** Begin MATERIAL PROVIDED **
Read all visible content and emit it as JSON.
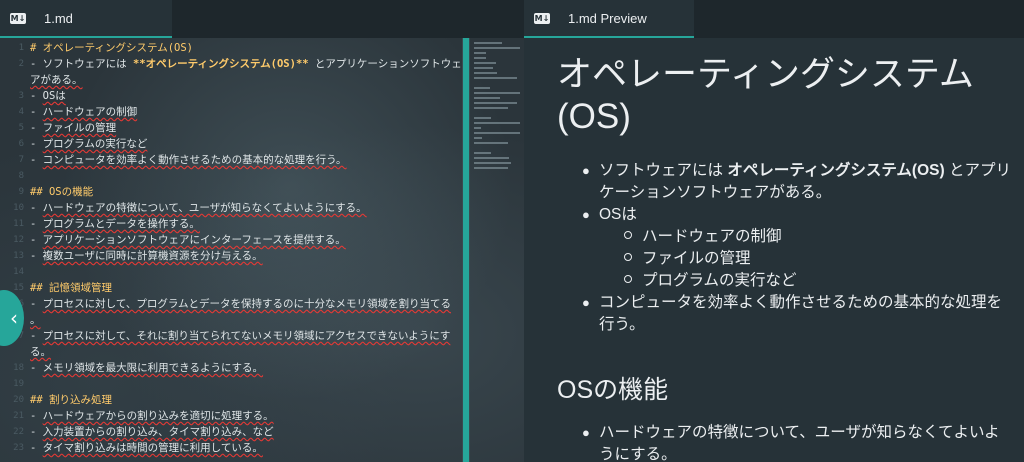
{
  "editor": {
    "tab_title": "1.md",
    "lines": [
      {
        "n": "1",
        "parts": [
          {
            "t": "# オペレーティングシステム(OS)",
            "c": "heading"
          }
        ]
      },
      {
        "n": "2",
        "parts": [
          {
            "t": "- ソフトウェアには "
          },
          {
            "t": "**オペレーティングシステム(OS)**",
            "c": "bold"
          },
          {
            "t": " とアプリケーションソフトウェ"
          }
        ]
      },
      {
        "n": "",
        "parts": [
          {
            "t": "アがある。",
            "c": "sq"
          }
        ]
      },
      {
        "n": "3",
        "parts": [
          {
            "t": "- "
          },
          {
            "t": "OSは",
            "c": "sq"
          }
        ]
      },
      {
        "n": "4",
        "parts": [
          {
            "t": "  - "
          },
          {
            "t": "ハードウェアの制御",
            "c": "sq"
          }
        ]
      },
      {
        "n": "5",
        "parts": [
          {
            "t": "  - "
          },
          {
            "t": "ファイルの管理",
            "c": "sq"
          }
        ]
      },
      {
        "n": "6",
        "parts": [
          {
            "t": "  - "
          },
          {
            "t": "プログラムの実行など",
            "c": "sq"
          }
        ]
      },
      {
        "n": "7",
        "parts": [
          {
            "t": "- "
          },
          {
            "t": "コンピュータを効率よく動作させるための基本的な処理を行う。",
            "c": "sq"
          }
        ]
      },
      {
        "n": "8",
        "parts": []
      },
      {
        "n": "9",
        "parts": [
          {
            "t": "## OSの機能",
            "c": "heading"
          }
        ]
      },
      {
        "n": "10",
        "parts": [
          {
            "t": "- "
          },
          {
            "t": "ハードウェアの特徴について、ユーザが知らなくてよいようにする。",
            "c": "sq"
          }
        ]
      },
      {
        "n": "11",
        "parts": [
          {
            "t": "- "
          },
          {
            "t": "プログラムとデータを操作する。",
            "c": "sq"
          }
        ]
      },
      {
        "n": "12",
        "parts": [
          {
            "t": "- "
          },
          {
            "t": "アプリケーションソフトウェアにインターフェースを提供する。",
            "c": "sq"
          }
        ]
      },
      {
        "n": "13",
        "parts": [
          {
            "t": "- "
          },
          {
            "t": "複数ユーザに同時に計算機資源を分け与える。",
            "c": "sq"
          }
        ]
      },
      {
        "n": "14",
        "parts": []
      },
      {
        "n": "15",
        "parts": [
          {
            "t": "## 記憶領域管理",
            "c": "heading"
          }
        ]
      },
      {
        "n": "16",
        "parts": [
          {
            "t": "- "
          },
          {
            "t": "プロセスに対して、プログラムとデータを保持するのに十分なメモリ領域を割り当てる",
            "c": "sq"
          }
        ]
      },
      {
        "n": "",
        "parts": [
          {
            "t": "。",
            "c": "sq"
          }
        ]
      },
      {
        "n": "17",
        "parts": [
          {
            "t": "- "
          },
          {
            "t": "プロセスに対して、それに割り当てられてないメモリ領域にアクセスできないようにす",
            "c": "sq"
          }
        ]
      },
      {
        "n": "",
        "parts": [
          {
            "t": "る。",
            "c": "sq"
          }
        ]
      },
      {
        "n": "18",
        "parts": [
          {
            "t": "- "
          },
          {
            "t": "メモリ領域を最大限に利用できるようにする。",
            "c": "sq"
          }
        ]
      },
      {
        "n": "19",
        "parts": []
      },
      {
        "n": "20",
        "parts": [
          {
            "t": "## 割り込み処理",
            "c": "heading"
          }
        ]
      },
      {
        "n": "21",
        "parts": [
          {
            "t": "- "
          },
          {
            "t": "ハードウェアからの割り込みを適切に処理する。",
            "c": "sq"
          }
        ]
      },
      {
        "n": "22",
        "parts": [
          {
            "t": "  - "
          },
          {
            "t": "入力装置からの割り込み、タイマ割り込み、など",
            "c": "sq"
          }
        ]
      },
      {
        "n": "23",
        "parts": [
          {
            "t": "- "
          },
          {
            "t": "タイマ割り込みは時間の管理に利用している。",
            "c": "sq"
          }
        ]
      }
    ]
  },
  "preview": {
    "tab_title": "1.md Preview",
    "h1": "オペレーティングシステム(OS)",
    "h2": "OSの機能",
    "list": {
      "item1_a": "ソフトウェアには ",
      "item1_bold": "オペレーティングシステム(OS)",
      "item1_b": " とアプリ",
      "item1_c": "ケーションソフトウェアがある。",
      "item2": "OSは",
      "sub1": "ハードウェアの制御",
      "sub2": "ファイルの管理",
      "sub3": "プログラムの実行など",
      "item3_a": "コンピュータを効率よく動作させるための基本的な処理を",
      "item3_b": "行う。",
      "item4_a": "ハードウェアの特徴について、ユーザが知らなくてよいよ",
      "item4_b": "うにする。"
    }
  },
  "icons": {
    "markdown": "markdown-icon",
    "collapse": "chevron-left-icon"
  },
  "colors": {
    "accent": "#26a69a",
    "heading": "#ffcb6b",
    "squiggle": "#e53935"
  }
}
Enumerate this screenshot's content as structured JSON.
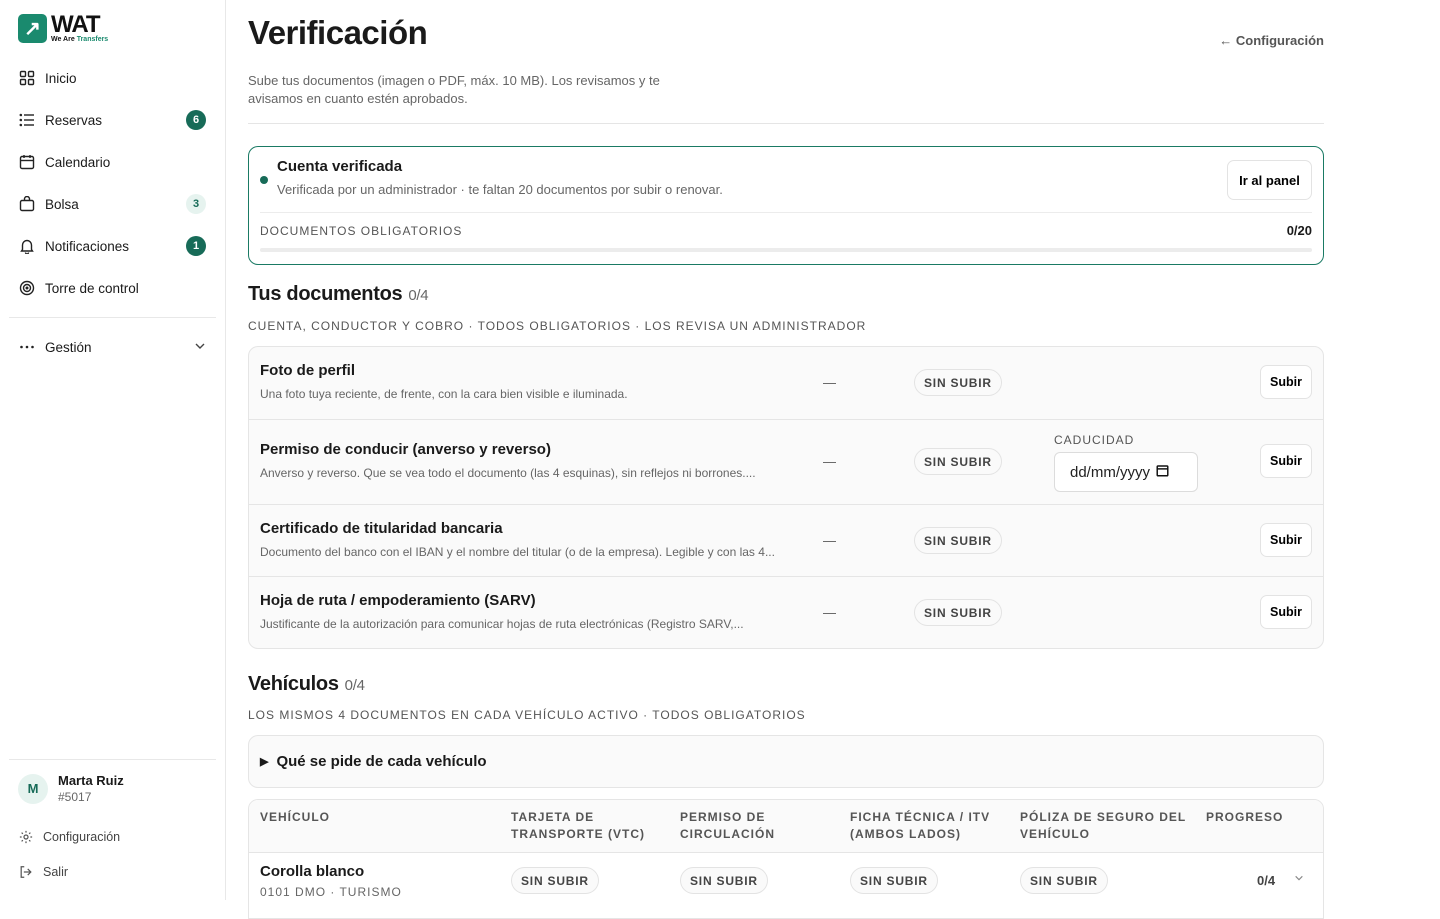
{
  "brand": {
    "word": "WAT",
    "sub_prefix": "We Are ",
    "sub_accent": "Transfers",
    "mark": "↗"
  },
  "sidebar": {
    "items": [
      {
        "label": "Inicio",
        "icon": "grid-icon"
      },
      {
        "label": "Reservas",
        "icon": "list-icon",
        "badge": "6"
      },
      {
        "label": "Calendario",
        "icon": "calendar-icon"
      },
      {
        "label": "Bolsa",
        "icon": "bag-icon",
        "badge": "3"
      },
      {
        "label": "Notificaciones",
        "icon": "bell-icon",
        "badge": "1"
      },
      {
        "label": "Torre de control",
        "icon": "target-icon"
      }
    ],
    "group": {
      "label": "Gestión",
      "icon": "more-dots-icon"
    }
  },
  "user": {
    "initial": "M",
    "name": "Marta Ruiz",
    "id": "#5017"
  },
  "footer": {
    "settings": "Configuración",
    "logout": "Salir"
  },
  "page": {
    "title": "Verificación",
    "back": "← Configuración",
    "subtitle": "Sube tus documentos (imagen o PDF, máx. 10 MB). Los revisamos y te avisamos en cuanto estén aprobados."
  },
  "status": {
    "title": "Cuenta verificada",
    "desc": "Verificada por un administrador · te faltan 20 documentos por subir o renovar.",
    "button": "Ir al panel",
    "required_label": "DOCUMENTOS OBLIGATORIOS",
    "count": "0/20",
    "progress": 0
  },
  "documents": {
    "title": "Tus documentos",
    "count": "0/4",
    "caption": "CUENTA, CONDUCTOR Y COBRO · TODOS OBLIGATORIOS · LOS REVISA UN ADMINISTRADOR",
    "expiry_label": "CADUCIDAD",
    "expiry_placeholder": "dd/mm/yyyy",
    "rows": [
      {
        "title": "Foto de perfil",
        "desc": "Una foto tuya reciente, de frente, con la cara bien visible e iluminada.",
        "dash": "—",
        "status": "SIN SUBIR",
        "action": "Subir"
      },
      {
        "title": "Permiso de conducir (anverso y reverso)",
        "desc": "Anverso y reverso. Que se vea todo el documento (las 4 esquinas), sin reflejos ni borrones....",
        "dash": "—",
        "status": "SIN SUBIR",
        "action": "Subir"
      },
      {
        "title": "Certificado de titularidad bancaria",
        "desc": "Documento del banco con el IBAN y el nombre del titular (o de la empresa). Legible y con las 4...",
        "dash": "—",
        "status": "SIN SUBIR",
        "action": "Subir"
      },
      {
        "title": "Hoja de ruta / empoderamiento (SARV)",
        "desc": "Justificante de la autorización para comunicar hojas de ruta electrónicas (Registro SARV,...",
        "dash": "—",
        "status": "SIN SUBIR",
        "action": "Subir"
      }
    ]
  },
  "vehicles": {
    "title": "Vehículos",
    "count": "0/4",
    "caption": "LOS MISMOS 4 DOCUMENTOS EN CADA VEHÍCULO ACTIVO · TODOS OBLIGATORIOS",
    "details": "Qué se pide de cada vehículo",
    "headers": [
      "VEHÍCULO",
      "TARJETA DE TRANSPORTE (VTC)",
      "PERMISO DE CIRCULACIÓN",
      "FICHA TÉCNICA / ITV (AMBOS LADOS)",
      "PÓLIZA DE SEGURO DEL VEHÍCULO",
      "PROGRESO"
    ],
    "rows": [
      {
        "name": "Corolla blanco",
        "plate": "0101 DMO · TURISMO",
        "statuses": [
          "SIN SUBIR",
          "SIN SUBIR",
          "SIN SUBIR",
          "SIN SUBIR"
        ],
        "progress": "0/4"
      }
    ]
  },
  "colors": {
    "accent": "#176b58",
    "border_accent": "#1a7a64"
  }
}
** End MATERIAL PROVIDED **
Of the lines above, copy each that contains "visible".

## THE SOLUTION
Read all visible content and emit it as JSON.
        "desc": "Una foto tuya reciente, de frente, con la cara bien visible e iluminada.",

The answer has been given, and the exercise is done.